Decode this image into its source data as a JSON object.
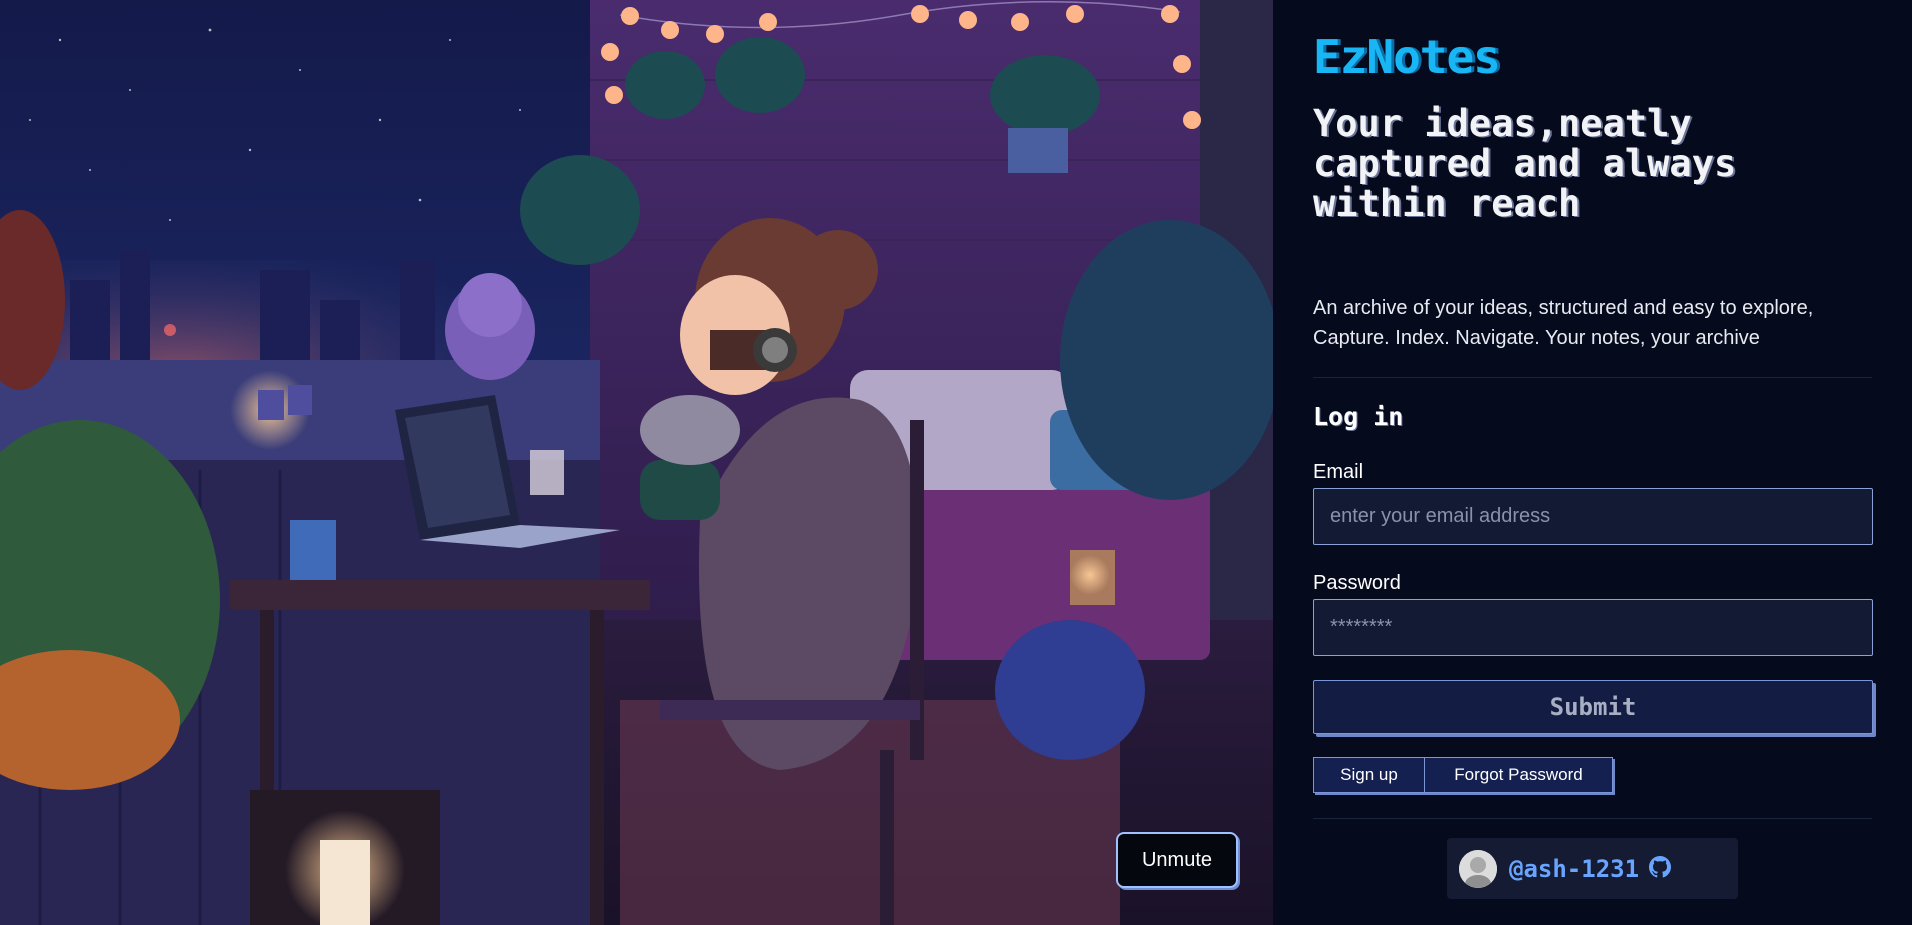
{
  "scene": {
    "unmute_label": "Unmute"
  },
  "brand": {
    "logo": "EzNotes"
  },
  "hero": {
    "headline": "Your ideas,neatly captured and always within reach",
    "tagline_line1": "An archive of your ideas, structured and easy to explore,",
    "tagline_line2": "Capture. Index. Navigate. Your notes, your archive"
  },
  "login": {
    "title": "Log in",
    "email_label": "Email",
    "email_placeholder": "enter your email address",
    "password_label": "Password",
    "password_placeholder": "********",
    "submit_label": "Submit",
    "signup_label": "Sign up",
    "forgot_label": "Forgot Password"
  },
  "footer": {
    "github_handle": "@ash-1231",
    "github_icon": "github-icon"
  },
  "colors": {
    "panel_bg": "#050a1c",
    "brand": "#19b6f5",
    "accent_border": "#8aa2d8",
    "handle": "#69a5ff"
  }
}
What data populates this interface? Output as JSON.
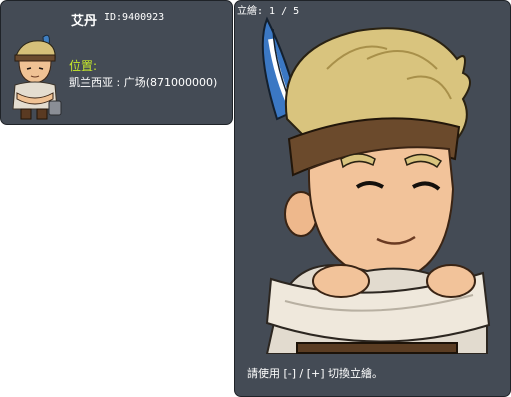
{
  "npc": {
    "name": "艾丹",
    "id_text": "ID:9400923",
    "location_label": "位置:",
    "location_value": "凱兰西亚 : 广场(871000000)"
  },
  "illustration": {
    "counter": "立繪: 1 / 5",
    "hint": "請使用 [-] / [+] 切換立繪。"
  },
  "colors": {
    "panel_bg": "#444b55",
    "location_label": "#c6e82a",
    "text": "#ffffff"
  }
}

- - -

Transcribe the whole listing, character for character, but not its images.

Decode this image into its source data as a JSON object.
{
  "scene": {
    "unmute_label": "Unmute"
  },
  "brand": {
    "logo": "EzNotes"
  },
  "hero": {
    "headline": "Your ideas,neatly captured and always within reach",
    "tagline_line1": "An archive of your ideas, structured and easy to explore,",
    "tagline_line2": "Capture. Index. Navigate. Your notes, your archive"
  },
  "login": {
    "title": "Log in",
    "email_label": "Email",
    "email_placeholder": "enter your email address",
    "password_label": "Password",
    "password_placeholder": "********",
    "submit_label": "Submit",
    "signup_label": "Sign up",
    "forgot_label": "Forgot Password"
  },
  "footer": {
    "github_handle": "@ash-1231",
    "github_icon": "github-icon"
  },
  "colors": {
    "panel_bg": "#050a1c",
    "brand": "#19b6f5",
    "accent_border": "#8aa2d8",
    "handle": "#69a5ff"
  }
}
What data populates this interface? Output as JSON.
{
  "npc": {
    "name": "艾丹",
    "id_text": "ID:9400923",
    "location_label": "位置:",
    "location_value": "凱兰西亚 : 广场(871000000)"
  },
  "illustration": {
    "counter": "立繪: 1 / 5",
    "hint": "請使用 [-] / [+] 切換立繪。"
  },
  "colors": {
    "panel_bg": "#444b55",
    "location_label": "#c6e82a",
    "text": "#ffffff"
  }
}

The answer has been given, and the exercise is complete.